Find how many lines contain the word "this" and state that number alone.
-- begin --
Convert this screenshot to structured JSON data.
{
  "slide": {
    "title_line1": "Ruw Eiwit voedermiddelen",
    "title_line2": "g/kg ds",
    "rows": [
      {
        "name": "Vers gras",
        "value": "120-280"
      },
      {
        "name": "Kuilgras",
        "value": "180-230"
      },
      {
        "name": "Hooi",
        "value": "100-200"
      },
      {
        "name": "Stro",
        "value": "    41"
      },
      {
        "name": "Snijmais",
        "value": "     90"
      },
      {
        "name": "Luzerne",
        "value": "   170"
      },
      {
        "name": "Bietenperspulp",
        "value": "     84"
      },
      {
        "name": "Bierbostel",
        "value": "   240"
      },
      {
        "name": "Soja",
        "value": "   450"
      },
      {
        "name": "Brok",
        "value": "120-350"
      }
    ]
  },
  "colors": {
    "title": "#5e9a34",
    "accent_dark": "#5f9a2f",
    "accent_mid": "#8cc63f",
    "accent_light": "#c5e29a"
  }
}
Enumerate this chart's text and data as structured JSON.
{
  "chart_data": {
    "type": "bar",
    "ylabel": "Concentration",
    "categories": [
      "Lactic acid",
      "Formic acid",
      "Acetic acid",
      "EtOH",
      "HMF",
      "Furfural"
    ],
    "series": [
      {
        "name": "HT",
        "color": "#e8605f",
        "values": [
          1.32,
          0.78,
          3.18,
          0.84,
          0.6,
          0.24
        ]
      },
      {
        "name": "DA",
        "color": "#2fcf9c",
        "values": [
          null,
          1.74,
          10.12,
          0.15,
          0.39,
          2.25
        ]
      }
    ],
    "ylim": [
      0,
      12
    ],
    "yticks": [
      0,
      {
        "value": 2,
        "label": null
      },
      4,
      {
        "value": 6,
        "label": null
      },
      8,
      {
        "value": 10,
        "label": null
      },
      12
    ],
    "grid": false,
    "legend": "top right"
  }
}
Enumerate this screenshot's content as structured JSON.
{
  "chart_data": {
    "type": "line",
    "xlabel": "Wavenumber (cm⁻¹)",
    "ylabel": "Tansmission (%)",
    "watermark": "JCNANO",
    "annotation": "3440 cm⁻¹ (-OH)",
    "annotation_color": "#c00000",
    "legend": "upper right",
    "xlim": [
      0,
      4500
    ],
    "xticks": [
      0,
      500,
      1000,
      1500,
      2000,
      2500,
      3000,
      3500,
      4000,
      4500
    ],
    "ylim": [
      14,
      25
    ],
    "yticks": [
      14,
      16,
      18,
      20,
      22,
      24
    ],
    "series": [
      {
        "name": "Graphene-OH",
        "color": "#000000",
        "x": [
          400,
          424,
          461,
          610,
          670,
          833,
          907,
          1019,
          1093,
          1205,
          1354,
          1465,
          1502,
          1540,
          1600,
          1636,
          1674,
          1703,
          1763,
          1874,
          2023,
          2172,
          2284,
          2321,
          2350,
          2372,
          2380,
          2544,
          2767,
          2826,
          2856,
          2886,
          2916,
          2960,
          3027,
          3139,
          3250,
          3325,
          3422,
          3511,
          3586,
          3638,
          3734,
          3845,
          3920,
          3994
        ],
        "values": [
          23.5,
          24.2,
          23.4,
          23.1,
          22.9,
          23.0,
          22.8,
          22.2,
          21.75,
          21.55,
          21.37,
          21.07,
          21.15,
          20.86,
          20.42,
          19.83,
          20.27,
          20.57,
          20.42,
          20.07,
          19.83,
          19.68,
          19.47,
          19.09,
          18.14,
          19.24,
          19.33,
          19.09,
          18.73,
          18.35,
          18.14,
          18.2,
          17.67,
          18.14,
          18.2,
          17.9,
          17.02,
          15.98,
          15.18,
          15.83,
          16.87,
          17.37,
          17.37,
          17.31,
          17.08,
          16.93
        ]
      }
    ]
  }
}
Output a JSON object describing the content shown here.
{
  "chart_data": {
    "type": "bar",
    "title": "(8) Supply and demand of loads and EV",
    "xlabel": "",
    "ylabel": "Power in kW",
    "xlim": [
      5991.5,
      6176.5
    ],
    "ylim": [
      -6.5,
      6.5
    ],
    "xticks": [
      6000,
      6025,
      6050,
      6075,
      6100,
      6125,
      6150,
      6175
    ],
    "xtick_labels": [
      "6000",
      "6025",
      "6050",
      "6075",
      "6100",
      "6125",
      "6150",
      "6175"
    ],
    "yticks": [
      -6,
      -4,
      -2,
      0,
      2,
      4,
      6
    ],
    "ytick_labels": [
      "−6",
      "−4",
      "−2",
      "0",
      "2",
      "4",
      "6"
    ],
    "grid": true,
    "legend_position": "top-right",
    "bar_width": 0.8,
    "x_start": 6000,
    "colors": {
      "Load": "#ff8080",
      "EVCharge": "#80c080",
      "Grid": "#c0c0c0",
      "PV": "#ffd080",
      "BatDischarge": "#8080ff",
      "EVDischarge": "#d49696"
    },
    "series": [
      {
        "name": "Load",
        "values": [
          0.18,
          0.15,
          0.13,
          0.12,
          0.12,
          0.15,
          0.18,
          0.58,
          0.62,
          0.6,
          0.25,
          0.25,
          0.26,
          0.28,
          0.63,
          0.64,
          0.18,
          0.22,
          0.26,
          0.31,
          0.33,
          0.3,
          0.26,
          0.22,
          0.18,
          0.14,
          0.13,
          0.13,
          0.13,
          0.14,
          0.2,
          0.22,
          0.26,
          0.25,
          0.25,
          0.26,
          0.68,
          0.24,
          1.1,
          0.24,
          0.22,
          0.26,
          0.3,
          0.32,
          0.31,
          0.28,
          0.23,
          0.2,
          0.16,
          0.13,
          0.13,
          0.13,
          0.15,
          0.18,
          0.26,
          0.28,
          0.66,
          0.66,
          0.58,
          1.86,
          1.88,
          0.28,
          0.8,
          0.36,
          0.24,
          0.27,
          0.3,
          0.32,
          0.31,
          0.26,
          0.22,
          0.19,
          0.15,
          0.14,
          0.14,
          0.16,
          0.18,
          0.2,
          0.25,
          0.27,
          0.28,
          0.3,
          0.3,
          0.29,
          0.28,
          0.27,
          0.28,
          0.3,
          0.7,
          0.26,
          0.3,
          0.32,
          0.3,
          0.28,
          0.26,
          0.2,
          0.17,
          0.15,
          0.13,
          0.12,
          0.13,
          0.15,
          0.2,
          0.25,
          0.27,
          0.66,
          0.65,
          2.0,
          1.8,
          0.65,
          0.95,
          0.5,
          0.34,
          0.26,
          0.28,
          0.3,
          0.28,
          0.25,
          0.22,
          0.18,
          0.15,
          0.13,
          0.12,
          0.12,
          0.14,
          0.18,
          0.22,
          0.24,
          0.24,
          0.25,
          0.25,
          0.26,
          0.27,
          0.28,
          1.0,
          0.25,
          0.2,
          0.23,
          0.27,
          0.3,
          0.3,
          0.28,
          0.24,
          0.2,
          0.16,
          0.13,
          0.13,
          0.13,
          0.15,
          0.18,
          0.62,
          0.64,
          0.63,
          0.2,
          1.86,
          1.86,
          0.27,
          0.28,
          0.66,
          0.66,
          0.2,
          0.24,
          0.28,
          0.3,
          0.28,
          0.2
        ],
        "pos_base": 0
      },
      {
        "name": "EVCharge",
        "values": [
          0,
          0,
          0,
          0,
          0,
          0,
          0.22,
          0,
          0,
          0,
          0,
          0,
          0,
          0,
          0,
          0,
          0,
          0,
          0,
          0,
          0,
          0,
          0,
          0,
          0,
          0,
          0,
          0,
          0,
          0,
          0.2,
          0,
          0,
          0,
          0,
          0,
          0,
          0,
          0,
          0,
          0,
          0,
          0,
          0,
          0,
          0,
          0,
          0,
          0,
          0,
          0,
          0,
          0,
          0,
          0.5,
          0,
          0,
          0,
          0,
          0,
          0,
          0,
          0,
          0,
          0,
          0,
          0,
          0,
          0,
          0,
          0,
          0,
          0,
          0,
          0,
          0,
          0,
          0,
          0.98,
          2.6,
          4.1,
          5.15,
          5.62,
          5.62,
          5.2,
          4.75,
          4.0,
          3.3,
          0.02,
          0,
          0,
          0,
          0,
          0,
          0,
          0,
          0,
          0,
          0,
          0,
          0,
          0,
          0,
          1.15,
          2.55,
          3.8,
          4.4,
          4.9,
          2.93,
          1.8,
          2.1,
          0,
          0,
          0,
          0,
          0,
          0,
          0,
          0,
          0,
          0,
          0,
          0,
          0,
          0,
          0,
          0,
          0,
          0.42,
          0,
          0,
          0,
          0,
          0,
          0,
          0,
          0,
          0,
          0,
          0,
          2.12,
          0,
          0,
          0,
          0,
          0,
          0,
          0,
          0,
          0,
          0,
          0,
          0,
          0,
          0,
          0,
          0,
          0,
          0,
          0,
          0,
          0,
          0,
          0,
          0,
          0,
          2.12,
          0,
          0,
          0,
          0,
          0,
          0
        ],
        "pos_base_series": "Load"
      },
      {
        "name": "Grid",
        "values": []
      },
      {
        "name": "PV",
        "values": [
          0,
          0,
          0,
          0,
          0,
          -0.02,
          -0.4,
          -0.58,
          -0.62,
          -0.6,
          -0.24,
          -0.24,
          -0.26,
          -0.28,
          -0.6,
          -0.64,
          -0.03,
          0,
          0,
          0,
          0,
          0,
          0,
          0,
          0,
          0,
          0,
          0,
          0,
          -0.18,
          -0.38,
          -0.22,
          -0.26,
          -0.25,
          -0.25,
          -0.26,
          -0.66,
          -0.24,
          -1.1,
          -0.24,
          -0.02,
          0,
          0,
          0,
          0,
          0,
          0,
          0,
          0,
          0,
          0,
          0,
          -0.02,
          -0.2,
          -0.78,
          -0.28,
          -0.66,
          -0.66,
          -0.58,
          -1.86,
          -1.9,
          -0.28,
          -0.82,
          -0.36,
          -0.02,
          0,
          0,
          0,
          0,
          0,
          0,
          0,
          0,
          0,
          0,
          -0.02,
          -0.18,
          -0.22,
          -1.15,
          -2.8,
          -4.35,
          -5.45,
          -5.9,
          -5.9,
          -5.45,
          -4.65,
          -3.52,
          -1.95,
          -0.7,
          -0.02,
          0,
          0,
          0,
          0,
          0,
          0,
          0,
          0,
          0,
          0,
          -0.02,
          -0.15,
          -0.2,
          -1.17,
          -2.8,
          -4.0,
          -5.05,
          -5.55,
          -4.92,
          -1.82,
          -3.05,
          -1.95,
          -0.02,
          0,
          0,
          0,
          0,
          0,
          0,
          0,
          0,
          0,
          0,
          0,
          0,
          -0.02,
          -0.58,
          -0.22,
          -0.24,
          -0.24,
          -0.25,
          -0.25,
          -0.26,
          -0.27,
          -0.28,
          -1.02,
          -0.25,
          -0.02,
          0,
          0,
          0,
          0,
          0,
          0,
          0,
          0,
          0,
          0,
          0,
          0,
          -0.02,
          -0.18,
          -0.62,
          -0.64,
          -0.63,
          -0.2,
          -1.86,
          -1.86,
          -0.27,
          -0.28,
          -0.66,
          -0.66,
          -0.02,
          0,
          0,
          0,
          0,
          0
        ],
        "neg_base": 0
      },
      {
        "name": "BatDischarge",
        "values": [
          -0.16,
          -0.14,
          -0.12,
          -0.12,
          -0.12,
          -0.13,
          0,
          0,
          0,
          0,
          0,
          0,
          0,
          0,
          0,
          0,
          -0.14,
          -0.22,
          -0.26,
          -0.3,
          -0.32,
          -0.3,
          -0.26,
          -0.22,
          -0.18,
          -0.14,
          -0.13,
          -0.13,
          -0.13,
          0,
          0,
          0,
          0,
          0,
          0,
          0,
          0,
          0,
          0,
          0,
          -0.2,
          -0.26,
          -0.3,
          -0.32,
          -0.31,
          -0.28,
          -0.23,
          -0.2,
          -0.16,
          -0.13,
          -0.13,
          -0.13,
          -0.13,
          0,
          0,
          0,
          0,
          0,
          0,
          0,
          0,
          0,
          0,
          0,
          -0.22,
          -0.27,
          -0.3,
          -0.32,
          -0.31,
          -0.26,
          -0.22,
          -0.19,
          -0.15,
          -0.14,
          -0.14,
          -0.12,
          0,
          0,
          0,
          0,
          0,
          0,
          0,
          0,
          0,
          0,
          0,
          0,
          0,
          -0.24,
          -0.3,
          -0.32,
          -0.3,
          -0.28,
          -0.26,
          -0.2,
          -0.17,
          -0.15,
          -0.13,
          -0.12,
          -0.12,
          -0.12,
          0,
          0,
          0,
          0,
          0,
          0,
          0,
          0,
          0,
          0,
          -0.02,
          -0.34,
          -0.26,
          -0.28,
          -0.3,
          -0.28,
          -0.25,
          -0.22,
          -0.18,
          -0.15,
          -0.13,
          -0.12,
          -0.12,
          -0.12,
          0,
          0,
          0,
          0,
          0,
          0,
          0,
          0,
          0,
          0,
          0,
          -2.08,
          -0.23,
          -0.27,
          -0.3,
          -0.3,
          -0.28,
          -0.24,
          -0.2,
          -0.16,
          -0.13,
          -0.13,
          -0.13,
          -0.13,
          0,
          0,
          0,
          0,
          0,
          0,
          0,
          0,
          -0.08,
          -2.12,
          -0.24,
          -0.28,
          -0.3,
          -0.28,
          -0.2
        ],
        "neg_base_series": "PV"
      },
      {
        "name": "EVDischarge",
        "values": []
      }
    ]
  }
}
-- end --
### CORRECT RESPONSE
3